### Exercise goal:
How many of the lines below hold the word "that"? Answer only with the number.

[Saved entries]
begin
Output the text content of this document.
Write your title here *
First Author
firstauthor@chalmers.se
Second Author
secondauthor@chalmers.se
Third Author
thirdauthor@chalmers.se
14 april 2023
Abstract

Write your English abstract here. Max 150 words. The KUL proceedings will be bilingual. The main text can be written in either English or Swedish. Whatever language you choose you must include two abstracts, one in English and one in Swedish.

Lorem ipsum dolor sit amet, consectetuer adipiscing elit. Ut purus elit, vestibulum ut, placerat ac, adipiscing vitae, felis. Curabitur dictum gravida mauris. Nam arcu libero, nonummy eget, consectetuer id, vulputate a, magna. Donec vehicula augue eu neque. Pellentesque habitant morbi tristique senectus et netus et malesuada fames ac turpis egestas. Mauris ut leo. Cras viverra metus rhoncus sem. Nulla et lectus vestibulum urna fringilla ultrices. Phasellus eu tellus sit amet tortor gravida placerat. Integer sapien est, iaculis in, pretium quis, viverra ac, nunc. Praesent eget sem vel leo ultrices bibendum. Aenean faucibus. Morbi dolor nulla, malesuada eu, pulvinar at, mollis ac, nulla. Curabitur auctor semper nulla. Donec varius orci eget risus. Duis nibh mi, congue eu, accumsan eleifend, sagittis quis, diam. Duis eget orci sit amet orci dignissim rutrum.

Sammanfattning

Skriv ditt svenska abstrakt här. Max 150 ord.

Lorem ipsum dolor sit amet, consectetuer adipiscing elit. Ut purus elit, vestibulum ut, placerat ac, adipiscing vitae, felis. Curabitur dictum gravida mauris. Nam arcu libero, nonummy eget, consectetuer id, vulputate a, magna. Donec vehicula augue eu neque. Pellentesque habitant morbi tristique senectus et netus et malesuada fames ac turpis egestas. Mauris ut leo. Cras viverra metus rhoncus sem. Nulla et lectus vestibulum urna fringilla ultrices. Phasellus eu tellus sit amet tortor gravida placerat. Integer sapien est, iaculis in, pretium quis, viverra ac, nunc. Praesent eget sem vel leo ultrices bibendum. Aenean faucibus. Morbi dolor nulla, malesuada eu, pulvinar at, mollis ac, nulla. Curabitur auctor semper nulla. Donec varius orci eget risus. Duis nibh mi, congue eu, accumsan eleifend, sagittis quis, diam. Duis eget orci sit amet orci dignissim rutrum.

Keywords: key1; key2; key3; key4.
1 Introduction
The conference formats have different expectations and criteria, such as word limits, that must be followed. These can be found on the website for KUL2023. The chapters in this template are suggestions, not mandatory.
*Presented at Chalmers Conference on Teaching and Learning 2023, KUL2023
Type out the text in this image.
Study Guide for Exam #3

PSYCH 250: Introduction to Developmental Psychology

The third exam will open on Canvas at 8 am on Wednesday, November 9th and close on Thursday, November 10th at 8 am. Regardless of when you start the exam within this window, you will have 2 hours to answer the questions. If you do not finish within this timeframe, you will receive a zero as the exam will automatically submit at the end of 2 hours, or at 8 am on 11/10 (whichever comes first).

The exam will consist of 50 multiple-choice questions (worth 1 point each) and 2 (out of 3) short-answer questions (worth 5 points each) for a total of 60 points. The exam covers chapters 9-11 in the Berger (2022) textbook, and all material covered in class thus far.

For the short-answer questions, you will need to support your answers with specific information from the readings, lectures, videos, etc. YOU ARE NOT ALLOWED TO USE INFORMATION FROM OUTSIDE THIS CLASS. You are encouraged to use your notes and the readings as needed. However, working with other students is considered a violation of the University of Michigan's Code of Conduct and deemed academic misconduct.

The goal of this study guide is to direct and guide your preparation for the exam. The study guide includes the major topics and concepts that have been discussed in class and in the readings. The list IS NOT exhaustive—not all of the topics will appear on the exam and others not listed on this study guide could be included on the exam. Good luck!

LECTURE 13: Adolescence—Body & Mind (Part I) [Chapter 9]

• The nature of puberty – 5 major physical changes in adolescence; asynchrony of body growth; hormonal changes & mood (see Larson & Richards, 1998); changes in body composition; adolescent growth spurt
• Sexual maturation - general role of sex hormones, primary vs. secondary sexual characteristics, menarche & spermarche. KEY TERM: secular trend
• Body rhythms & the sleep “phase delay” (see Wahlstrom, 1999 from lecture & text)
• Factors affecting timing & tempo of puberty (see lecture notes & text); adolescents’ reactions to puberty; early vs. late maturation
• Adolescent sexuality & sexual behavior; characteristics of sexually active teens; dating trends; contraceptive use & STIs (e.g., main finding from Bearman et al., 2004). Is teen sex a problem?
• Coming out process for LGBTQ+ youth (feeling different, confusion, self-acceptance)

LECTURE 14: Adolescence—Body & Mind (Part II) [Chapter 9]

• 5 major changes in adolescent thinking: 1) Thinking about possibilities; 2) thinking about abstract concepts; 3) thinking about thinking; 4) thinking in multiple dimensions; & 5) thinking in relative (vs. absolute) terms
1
end
### Written solution:
2